* [Stored records]:
>> START

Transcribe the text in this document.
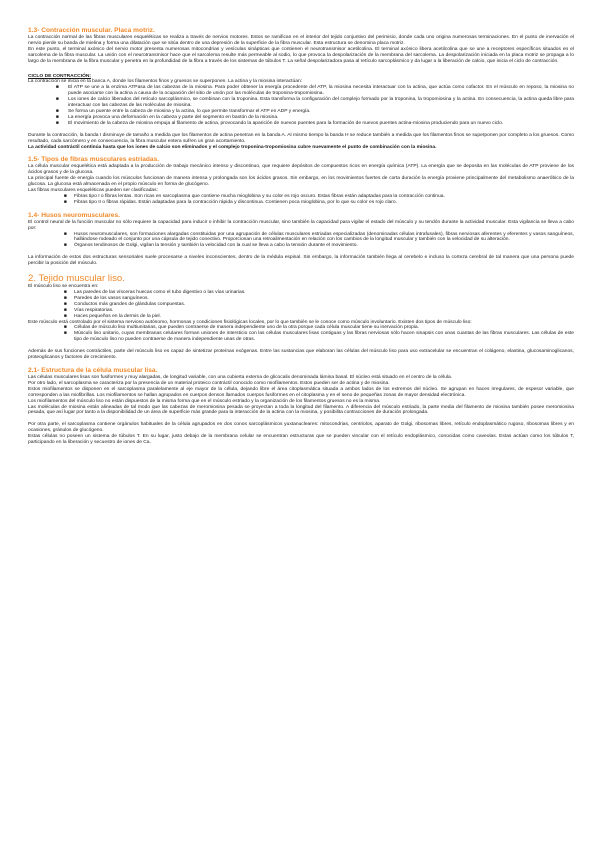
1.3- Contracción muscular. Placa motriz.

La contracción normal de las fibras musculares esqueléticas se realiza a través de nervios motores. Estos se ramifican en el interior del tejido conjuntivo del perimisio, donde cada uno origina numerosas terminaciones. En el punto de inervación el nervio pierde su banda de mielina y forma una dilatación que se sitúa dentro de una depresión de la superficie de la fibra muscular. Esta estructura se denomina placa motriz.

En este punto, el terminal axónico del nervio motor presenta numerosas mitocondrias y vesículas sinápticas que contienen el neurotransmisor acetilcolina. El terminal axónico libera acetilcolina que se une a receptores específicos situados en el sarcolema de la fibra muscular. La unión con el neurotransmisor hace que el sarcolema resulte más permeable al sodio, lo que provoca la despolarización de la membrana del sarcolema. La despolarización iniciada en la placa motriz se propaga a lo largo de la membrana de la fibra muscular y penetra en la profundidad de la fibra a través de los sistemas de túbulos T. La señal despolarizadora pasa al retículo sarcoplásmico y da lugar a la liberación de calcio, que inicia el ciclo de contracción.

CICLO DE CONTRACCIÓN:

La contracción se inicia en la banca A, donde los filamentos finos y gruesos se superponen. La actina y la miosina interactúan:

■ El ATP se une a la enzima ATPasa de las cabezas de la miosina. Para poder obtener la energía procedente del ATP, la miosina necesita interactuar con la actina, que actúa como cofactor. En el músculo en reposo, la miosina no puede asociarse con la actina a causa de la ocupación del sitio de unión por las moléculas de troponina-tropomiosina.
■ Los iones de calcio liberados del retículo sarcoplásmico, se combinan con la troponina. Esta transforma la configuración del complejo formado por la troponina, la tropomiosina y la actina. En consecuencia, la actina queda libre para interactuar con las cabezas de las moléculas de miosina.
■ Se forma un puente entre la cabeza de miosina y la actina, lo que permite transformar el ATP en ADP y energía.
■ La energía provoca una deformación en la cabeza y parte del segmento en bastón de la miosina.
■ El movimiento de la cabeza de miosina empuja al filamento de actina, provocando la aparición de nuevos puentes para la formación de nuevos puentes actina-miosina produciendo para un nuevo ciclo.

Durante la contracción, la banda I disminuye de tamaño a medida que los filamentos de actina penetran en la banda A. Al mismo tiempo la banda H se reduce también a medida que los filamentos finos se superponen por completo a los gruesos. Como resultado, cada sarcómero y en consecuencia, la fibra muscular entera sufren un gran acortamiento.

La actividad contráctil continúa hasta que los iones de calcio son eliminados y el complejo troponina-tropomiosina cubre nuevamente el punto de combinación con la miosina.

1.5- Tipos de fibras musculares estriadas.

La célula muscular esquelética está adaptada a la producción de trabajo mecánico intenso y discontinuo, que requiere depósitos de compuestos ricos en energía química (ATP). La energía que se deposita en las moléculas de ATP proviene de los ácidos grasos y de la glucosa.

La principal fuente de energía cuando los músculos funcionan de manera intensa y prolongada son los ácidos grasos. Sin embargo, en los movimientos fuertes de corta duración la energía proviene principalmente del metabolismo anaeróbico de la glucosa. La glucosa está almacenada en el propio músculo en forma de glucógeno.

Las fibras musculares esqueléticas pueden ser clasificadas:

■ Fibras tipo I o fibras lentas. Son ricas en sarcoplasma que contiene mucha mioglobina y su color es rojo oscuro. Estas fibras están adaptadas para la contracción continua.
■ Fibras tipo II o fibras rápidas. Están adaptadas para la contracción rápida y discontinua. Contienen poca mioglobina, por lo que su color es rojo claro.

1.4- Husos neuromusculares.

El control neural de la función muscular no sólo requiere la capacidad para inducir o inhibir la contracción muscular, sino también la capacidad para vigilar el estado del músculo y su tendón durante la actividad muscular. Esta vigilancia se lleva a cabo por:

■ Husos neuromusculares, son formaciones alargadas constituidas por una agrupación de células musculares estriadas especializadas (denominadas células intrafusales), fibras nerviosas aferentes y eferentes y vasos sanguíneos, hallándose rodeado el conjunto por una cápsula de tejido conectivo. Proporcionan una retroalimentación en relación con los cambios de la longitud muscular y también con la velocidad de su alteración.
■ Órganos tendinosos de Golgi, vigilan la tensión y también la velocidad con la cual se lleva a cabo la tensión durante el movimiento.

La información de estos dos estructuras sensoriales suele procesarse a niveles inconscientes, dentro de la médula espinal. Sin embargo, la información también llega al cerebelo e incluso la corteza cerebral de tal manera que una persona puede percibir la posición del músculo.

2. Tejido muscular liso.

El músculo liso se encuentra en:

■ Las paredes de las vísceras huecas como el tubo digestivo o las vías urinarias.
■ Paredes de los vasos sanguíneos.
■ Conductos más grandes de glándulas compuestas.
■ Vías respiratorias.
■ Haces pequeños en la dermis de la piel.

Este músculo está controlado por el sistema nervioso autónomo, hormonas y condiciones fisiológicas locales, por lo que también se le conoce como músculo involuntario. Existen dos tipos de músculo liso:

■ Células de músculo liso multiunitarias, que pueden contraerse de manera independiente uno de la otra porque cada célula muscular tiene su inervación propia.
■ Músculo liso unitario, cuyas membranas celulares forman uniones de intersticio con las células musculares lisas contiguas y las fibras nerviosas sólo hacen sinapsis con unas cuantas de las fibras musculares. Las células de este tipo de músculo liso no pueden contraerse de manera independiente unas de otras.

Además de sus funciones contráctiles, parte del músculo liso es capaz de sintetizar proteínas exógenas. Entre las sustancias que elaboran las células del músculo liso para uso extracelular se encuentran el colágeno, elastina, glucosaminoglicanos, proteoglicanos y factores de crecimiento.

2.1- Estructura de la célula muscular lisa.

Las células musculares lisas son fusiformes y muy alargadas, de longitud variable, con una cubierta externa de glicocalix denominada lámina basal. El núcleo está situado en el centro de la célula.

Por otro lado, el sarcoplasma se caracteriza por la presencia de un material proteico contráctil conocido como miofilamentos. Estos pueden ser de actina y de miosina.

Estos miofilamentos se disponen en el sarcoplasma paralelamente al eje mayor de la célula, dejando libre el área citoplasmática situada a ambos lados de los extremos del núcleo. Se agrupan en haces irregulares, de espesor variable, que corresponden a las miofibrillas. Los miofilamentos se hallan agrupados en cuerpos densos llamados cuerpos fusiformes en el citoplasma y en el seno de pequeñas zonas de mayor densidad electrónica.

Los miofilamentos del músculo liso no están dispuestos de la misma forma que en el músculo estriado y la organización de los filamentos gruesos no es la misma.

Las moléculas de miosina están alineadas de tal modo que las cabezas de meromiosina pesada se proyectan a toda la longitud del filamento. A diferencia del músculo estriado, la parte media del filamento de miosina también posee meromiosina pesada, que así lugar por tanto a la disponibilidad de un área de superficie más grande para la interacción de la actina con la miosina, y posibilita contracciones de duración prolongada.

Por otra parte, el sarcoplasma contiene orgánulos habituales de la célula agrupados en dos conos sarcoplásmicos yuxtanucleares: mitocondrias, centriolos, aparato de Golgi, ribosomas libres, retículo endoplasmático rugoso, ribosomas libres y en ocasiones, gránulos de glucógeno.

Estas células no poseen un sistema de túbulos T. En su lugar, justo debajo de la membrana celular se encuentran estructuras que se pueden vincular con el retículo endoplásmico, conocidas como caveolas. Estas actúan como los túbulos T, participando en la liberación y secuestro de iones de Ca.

>> END

* [REQUIREMENTS]: Return each line of the listing that holds the string "unión".

* [RESPONSE]:
En este punto, el terminal axónico del nervio motor presenta numerosas mitocondrias y vesículas sinápticas que contienen el neurotransmisor acetilcolina. El terminal axónico libera acetilcolina que se une a receptores específicos situados en el sarcolema de la fibra muscular. La unión con el neurotransmisor hace que el sarcolema resulte más permeable al sodio, lo que provoca la despolarización de la membrana del sarcolema. La despolarización iniciada en la placa motriz se propaga a lo largo de la membrana de la fibra muscular y penetra en la profundidad de la fibra a través de los sistemas de túbulos T. La señal despolarizadora pasa al retículo sarcoplásmico y da lugar a la liberación de calcio, que inicia el ciclo de contracción.
■ El ATP se une a la enzima ATPasa de las cabezas de la miosina. Para poder obtener la energía procedente del ATP, la miosina necesita interactuar con la actina, que actúa como cofactor. En el músculo en reposo, la miosina no puede asociarse con la actina a causa de la ocupación del sitio de unión por las moléculas de troponina-tropomiosina.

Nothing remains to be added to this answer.